» **WORK REQUIRED**
Repeat the records below exactly as they appear.
**** RECORDED INFORMATION ****
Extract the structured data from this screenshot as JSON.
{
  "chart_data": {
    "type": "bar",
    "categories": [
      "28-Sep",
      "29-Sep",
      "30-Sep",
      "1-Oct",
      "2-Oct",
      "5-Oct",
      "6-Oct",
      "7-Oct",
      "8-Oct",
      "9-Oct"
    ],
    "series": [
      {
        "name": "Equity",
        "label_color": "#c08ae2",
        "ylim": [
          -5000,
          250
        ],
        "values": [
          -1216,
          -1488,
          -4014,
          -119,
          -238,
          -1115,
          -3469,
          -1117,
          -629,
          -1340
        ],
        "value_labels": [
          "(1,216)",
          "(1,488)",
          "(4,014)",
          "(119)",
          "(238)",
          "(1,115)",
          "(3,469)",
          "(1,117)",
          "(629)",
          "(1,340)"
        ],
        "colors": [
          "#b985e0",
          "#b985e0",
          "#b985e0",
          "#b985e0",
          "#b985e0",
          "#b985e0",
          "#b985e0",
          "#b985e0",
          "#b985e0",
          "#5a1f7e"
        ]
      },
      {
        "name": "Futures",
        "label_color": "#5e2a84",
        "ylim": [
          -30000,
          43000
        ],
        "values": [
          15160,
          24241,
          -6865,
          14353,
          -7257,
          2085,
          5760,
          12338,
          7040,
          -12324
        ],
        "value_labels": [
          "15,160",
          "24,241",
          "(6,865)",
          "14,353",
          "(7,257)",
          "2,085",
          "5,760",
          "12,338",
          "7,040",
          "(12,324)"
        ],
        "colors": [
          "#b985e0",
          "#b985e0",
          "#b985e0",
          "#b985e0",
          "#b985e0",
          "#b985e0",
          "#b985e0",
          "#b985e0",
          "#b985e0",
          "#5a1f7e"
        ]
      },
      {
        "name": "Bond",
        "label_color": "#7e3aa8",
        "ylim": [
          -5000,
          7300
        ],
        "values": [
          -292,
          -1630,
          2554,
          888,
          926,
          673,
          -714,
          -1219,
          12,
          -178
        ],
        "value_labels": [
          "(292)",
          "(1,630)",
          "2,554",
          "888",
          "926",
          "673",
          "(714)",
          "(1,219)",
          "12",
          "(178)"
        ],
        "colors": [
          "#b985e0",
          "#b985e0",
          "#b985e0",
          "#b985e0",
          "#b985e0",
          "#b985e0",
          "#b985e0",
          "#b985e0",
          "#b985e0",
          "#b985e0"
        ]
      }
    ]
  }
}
****
» **REPLY TO THE EXERCISE**
Extract the structured data from this screenshot as JSON.
{
  "chart_data": {
    "type": "bar",
    "categories": [
      "28-Sep",
      "29-Sep",
      "30-Sep",
      "1-Oct",
      "2-Oct",
      "5-Oct",
      "6-Oct",
      "7-Oct",
      "8-Oct",
      "9-Oct"
    ],
    "series": [
      {
        "name": "Equity",
        "label_color": "#c08ae2",
        "ylim": [
          -5000,
          250
        ],
        "values": [
          -1216,
          -1488,
          -4014,
          -119,
          -238,
          -1115,
          -3469,
          -1117,
          -629,
          -1340
        ],
        "value_labels": [
          "(1,216)",
          "(1,488)",
          "(4,014)",
          "(119)",
          "(238)",
          "(1,115)",
          "(3,469)",
          "(1,117)",
          "(629)",
          "(1,340)"
        ],
        "colors": [
          "#b985e0",
          "#b985e0",
          "#b985e0",
          "#b985e0",
          "#b985e0",
          "#b985e0",
          "#b985e0",
          "#b985e0",
          "#b985e0",
          "#5a1f7e"
        ]
      },
      {
        "name": "Futures",
        "label_color": "#5e2a84",
        "ylim": [
          -30000,
          43000
        ],
        "values": [
          15160,
          24241,
          -6865,
          14353,
          -7257,
          2085,
          5760,
          12338,
          7040,
          -12324
        ],
        "value_labels": [
          "15,160",
          "24,241",
          "(6,865)",
          "14,353",
          "(7,257)",
          "2,085",
          "5,760",
          "12,338",
          "7,040",
          "(12,324)"
        ],
        "colors": [
          "#b985e0",
          "#b985e0",
          "#b985e0",
          "#b985e0",
          "#b985e0",
          "#b985e0",
          "#b985e0",
          "#b985e0",
          "#b985e0",
          "#5a1f7e"
        ]
      },
      {
        "name": "Bond",
        "label_color": "#7e3aa8",
        "ylim": [
          -5000,
          7300
        ],
        "values": [
          -292,
          -1630,
          2554,
          888,
          926,
          673,
          -714,
          -1219,
          12,
          -178
        ],
        "value_labels": [
          "(292)",
          "(1,630)",
          "2,554",
          "888",
          "926",
          "673",
          "(714)",
          "(1,219)",
          "12",
          "(178)"
        ],
        "colors": [
          "#b985e0",
          "#b985e0",
          "#b985e0",
          "#b985e0",
          "#b985e0",
          "#b985e0",
          "#b985e0",
          "#b985e0",
          "#b985e0",
          "#b985e0"
        ]
      }
    ]
  }
}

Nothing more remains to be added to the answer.